STATED TASK |
Of the lines below, count those containing the word "Supervisor". Reply with the number alone.

(Data excerpts)
○ ○ ○
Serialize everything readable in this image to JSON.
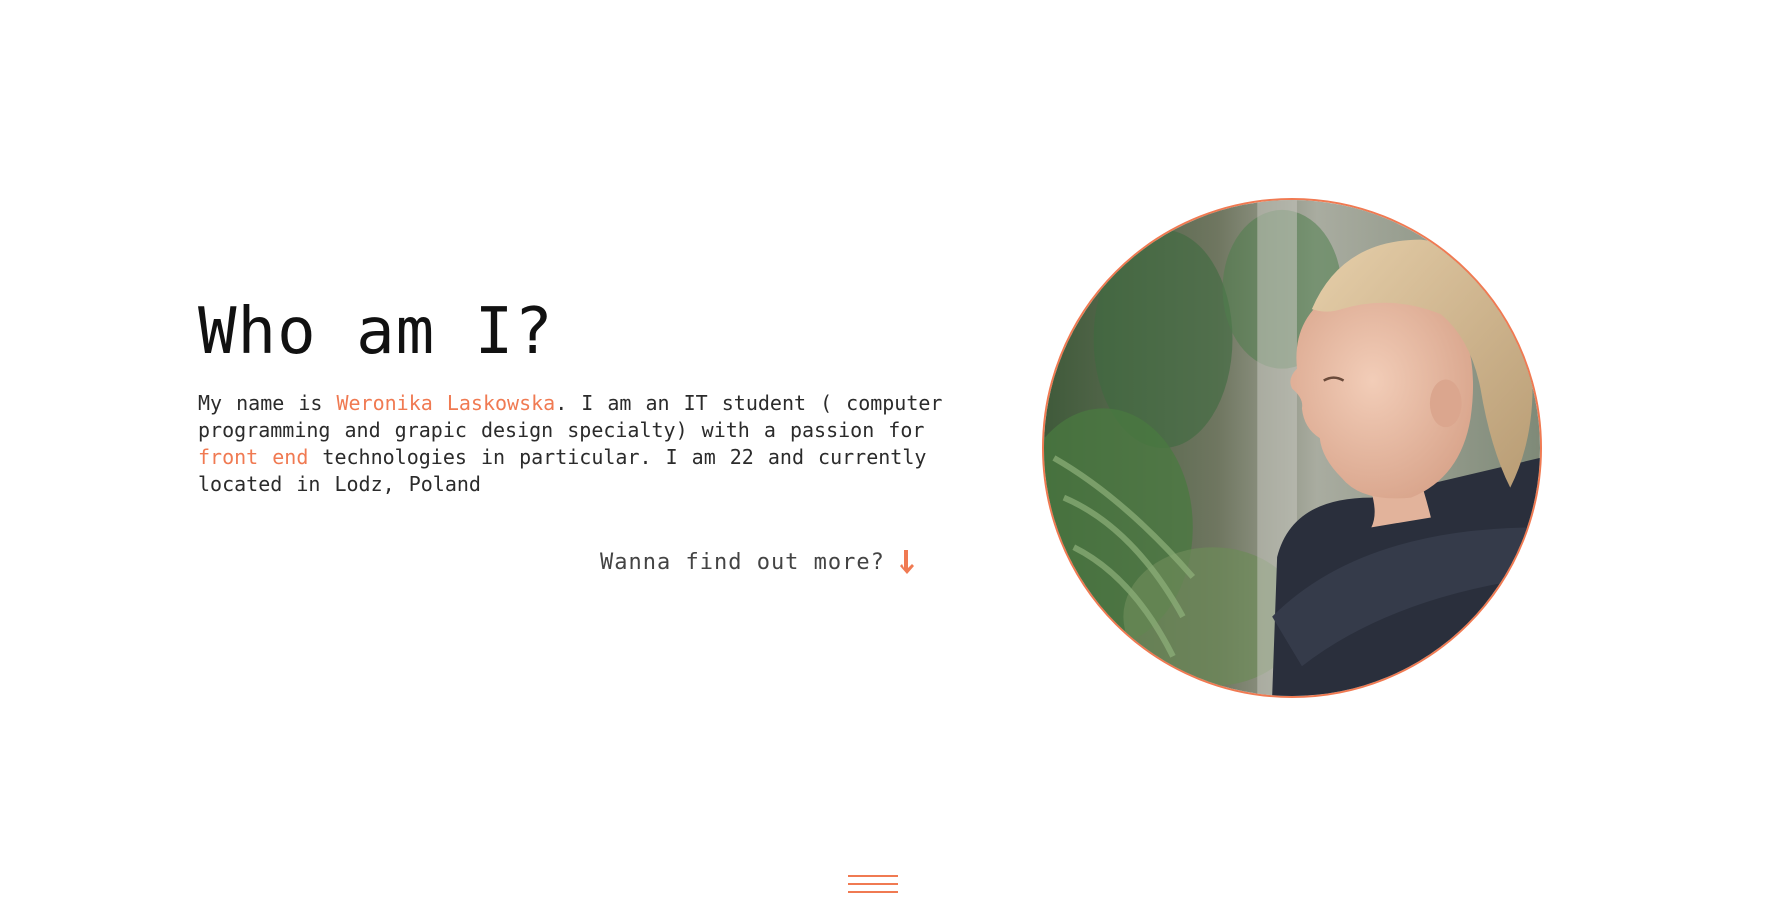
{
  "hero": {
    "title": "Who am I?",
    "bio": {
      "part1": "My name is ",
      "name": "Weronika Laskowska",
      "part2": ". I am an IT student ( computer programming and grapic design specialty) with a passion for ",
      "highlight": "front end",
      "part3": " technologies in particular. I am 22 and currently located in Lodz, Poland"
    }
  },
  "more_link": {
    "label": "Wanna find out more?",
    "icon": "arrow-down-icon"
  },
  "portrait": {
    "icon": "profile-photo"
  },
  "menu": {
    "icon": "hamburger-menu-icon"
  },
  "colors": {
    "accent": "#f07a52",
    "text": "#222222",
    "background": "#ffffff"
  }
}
○ ○ ○
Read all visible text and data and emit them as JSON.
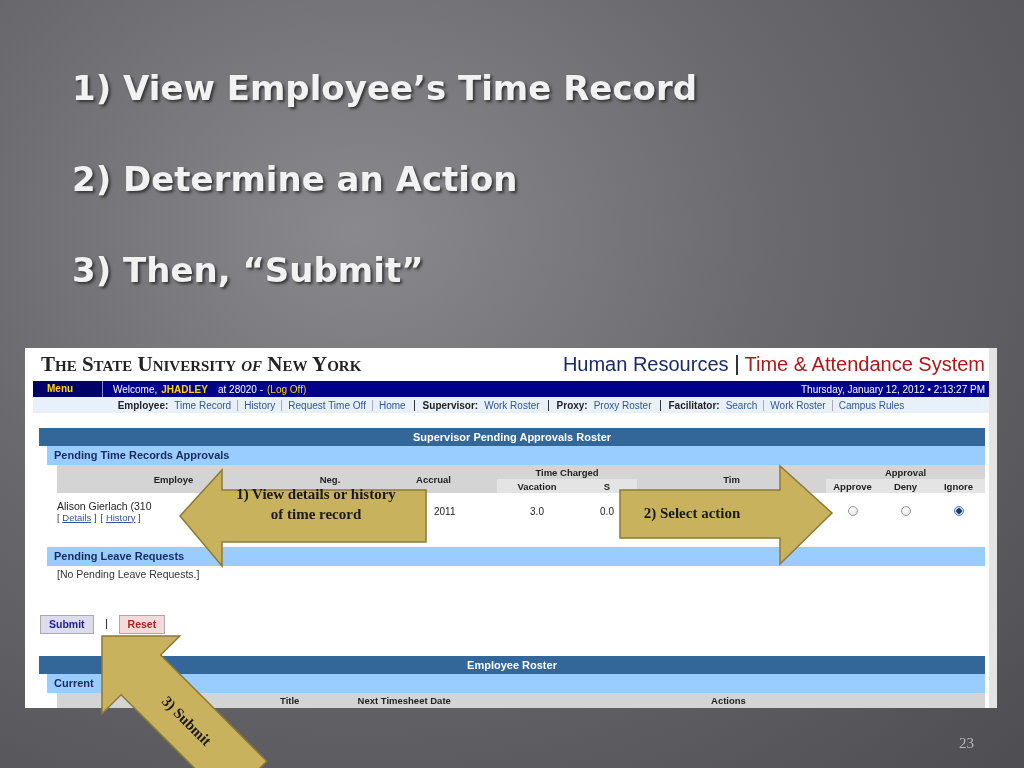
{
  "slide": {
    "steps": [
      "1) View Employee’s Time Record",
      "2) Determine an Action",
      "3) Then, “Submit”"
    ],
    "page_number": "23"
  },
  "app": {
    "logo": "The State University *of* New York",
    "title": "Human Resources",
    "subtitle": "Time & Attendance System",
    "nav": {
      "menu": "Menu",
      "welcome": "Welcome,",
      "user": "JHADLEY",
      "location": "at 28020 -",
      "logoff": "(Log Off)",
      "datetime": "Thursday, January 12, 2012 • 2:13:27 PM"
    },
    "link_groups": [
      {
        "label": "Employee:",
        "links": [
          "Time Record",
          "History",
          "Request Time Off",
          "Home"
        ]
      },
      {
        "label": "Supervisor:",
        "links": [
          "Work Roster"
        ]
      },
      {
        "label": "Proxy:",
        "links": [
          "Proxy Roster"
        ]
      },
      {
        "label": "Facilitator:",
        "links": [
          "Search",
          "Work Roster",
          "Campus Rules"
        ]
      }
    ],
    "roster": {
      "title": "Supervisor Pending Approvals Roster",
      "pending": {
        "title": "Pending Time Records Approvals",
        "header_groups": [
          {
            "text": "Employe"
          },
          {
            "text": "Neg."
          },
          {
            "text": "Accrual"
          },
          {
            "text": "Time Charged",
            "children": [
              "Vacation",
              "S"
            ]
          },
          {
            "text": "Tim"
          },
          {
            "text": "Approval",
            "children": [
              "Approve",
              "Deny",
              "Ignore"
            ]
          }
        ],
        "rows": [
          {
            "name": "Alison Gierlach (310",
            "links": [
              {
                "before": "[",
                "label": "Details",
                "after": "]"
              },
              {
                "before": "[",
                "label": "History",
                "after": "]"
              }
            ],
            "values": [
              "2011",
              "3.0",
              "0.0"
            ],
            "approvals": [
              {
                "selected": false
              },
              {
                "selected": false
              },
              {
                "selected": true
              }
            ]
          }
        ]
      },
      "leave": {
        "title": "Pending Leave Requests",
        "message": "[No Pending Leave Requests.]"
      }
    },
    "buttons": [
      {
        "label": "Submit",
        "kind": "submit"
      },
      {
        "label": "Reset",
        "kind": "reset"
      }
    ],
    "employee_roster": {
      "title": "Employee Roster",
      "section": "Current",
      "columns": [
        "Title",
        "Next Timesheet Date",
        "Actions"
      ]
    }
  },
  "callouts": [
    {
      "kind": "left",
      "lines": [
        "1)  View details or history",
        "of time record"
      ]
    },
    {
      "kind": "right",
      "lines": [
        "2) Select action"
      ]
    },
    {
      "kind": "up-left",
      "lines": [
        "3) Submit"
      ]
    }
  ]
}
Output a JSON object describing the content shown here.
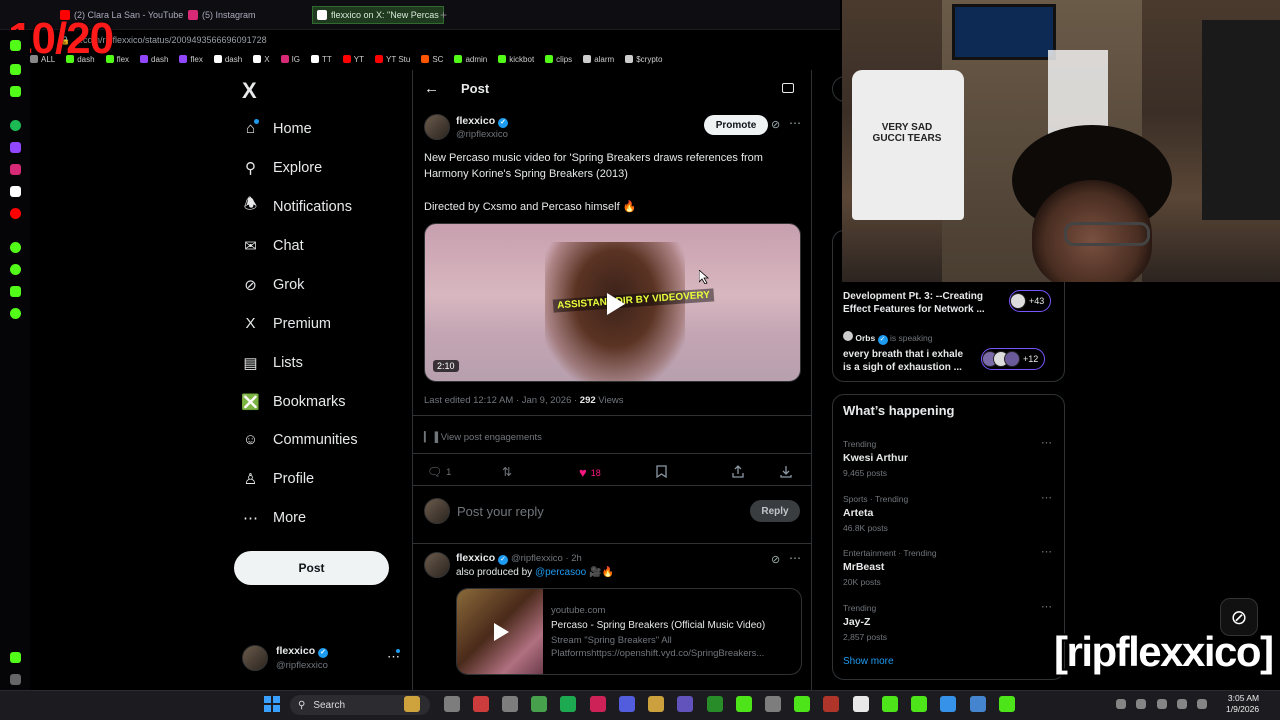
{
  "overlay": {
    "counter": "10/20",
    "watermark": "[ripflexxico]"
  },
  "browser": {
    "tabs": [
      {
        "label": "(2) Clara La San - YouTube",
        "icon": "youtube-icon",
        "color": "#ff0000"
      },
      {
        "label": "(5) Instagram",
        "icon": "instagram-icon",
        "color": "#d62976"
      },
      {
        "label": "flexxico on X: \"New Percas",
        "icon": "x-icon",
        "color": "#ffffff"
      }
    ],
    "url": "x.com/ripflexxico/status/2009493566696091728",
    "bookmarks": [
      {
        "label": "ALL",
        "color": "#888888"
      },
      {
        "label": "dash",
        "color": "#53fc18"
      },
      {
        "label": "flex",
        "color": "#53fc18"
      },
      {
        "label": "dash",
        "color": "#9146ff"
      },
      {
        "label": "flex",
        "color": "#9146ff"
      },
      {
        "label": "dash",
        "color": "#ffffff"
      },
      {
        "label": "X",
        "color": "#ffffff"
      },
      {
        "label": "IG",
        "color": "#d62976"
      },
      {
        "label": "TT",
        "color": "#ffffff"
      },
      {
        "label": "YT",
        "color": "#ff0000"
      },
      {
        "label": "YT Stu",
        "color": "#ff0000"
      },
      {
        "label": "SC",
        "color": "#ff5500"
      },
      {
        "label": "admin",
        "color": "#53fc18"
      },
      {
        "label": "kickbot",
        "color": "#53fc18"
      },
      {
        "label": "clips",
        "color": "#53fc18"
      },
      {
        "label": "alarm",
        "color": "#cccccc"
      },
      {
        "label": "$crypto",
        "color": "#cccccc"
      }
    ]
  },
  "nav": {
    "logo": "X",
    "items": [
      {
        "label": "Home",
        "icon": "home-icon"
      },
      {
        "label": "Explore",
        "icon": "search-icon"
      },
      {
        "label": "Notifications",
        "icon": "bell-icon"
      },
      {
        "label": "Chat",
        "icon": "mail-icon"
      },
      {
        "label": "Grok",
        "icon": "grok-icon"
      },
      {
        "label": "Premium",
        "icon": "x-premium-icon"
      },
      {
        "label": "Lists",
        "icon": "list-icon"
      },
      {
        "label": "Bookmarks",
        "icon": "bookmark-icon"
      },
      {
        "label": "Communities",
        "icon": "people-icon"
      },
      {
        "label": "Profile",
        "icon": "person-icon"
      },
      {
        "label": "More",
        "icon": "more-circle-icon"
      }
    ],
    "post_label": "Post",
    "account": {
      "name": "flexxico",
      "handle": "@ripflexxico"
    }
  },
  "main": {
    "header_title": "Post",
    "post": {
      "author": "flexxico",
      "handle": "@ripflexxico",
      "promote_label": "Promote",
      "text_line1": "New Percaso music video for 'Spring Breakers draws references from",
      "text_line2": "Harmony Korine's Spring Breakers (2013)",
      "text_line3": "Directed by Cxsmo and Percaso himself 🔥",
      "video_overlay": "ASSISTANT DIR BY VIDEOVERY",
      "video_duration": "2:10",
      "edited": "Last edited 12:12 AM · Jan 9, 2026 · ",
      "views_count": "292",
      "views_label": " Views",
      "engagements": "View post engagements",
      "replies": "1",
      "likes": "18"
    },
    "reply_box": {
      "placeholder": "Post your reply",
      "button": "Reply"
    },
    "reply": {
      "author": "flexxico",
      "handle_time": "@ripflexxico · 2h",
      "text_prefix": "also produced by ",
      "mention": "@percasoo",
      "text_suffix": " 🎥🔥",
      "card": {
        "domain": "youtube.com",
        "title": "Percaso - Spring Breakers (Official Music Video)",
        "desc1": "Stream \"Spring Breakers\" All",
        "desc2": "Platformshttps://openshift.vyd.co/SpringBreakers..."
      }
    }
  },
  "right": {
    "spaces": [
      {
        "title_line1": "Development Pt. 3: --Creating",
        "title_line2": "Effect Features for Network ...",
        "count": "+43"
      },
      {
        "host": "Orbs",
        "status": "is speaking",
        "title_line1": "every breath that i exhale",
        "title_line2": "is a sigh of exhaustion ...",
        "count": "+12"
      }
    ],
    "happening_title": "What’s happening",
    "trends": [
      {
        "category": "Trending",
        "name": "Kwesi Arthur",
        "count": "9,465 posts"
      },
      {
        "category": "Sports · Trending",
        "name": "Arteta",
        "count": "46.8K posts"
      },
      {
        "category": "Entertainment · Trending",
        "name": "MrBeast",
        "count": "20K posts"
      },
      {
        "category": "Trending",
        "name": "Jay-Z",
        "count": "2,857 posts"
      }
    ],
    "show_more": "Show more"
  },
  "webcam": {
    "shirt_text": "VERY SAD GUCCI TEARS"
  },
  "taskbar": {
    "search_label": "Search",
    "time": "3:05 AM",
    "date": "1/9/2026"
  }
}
○ ○ ○
TASK RESULT |
2